[What to produce]: Would you extract the whole listing below and retype it exactly?

[Materials provided]:
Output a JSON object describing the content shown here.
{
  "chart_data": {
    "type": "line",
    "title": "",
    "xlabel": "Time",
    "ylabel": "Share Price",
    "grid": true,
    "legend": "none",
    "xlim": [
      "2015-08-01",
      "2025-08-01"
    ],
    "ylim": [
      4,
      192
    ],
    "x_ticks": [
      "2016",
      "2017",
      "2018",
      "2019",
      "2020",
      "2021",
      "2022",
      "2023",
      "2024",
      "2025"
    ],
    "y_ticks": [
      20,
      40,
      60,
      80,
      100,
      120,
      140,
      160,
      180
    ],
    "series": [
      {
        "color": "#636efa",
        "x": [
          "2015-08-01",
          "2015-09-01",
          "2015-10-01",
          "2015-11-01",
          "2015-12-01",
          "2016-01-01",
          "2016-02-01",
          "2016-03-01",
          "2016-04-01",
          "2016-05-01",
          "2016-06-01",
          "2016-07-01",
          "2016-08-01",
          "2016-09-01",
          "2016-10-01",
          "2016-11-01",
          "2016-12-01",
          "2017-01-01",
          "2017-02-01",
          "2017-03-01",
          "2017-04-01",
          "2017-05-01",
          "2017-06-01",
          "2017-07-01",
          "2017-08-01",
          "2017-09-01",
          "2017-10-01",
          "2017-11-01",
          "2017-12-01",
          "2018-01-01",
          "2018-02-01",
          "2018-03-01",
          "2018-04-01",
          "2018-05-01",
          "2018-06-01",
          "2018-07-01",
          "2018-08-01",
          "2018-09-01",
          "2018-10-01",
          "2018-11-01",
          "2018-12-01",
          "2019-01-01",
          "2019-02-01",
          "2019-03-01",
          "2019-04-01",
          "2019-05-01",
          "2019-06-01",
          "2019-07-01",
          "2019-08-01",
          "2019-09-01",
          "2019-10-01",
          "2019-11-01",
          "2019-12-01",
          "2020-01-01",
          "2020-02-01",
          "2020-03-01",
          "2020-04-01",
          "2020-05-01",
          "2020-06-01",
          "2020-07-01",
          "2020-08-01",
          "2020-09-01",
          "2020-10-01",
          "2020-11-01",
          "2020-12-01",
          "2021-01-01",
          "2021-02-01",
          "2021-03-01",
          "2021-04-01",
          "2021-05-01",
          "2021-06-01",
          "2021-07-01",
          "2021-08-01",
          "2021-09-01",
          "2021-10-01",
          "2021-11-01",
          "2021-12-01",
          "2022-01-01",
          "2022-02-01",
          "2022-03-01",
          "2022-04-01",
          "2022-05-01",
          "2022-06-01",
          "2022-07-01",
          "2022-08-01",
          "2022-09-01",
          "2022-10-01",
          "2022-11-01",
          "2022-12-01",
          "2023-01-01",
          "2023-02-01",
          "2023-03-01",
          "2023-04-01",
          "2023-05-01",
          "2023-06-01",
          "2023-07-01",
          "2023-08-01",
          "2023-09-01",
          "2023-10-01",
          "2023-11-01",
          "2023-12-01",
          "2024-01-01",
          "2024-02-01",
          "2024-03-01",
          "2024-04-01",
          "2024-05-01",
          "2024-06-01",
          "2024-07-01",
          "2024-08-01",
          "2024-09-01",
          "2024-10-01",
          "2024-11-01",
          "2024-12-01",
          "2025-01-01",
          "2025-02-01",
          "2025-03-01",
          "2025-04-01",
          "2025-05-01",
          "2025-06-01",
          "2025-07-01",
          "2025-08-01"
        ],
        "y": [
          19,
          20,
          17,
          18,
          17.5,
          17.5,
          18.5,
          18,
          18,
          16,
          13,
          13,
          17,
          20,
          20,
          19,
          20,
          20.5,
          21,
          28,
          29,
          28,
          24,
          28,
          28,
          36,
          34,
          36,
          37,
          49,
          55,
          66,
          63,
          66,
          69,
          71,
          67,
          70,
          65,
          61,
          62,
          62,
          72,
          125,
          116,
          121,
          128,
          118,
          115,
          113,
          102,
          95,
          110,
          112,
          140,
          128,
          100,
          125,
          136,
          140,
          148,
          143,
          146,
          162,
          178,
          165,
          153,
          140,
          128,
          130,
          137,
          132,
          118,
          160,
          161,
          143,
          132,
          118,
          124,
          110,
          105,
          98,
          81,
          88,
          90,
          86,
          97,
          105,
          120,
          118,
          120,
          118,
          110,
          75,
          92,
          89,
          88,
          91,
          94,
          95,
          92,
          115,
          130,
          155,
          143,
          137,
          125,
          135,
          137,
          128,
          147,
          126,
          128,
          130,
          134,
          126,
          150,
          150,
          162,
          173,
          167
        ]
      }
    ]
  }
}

[Correct result]:
Output a JSON object describing the content shown here.
{
  "chart_data": {
    "type": "line",
    "title": "",
    "xlabel": "Time",
    "ylabel": "Share Price",
    "grid": true,
    "legend": "none",
    "xlim": [
      "2015-08-01",
      "2025-08-01"
    ],
    "ylim": [
      4,
      192
    ],
    "x_ticks": [
      "2016",
      "2017",
      "2018",
      "2019",
      "2020",
      "2021",
      "2022",
      "2023",
      "2024",
      "2025"
    ],
    "y_ticks": [
      20,
      40,
      60,
      80,
      100,
      120,
      140,
      160,
      180
    ],
    "series": [
      {
        "color": "#636efa",
        "x": [
          "2015-08-01",
          "2015-09-01",
          "2015-10-01",
          "2015-11-01",
          "2015-12-01",
          "2016-01-01",
          "2016-02-01",
          "2016-03-01",
          "2016-04-01",
          "2016-05-01",
          "2016-06-01",
          "2016-07-01",
          "2016-08-01",
          "2016-09-01",
          "2016-10-01",
          "2016-11-01",
          "2016-12-01",
          "2017-01-01",
          "2017-02-01",
          "2017-03-01",
          "2017-04-01",
          "2017-05-01",
          "2017-06-01",
          "2017-07-01",
          "2017-08-01",
          "2017-09-01",
          "2017-10-01",
          "2017-11-01",
          "2017-12-01",
          "2018-01-01",
          "2018-02-01",
          "2018-03-01",
          "2018-04-01",
          "2018-05-01",
          "2018-06-01",
          "2018-07-01",
          "2018-08-01",
          "2018-09-01",
          "2018-10-01",
          "2018-11-01",
          "2018-12-01",
          "2019-01-01",
          "2019-02-01",
          "2019-03-01",
          "2019-04-01",
          "2019-05-01",
          "2019-06-01",
          "2019-07-01",
          "2019-08-01",
          "2019-09-01",
          "2019-10-01",
          "2019-11-01",
          "2019-12-01",
          "2020-01-01",
          "2020-02-01",
          "2020-03-01",
          "2020-04-01",
          "2020-05-01",
          "2020-06-01",
          "2020-07-01",
          "2020-08-01",
          "2020-09-01",
          "2020-10-01",
          "2020-11-01",
          "2020-12-01",
          "2021-01-01",
          "2021-02-01",
          "2021-03-01",
          "2021-04-01",
          "2021-05-01",
          "2021-06-01",
          "2021-07-01",
          "2021-08-01",
          "2021-09-01",
          "2021-10-01",
          "2021-11-01",
          "2021-12-01",
          "2022-01-01",
          "2022-02-01",
          "2022-03-01",
          "2022-04-01",
          "2022-05-01",
          "2022-06-01",
          "2022-07-01",
          "2022-08-01",
          "2022-09-01",
          "2022-10-01",
          "2022-11-01",
          "2022-12-01",
          "2023-01-01",
          "2023-02-01",
          "2023-03-01",
          "2023-04-01",
          "2023-05-01",
          "2023-06-01",
          "2023-07-01",
          "2023-08-01",
          "2023-09-01",
          "2023-10-01",
          "2023-11-01",
          "2023-12-01",
          "2024-01-01",
          "2024-02-01",
          "2024-03-01",
          "2024-04-01",
          "2024-05-01",
          "2024-06-01",
          "2024-07-01",
          "2024-08-01",
          "2024-09-01",
          "2024-10-01",
          "2024-11-01",
          "2024-12-01",
          "2025-01-01",
          "2025-02-01",
          "2025-03-01",
          "2025-04-01",
          "2025-05-01",
          "2025-06-01",
          "2025-07-01",
          "2025-08-01"
        ],
        "y": [
          19,
          20,
          17,
          18,
          17.5,
          17.5,
          18.5,
          18,
          18,
          16,
          13,
          13,
          17,
          20,
          20,
          19,
          20,
          20.5,
          21,
          28,
          29,
          28,
          24,
          28,
          28,
          36,
          34,
          36,
          37,
          49,
          55,
          66,
          63,
          66,
          69,
          71,
          67,
          70,
          65,
          61,
          62,
          62,
          72,
          125,
          116,
          121,
          128,
          118,
          115,
          113,
          102,
          95,
          110,
          112,
          140,
          128,
          100,
          125,
          136,
          140,
          148,
          143,
          146,
          162,
          178,
          165,
          153,
          140,
          128,
          130,
          137,
          132,
          118,
          160,
          161,
          143,
          132,
          118,
          124,
          110,
          105,
          98,
          81,
          88,
          90,
          86,
          97,
          105,
          120,
          118,
          120,
          118,
          110,
          75,
          92,
          89,
          88,
          91,
          94,
          95,
          92,
          115,
          130,
          155,
          143,
          137,
          125,
          135,
          137,
          128,
          147,
          126,
          128,
          130,
          134,
          126,
          150,
          150,
          162,
          173,
          167
        ]
      }
    ]
  }
}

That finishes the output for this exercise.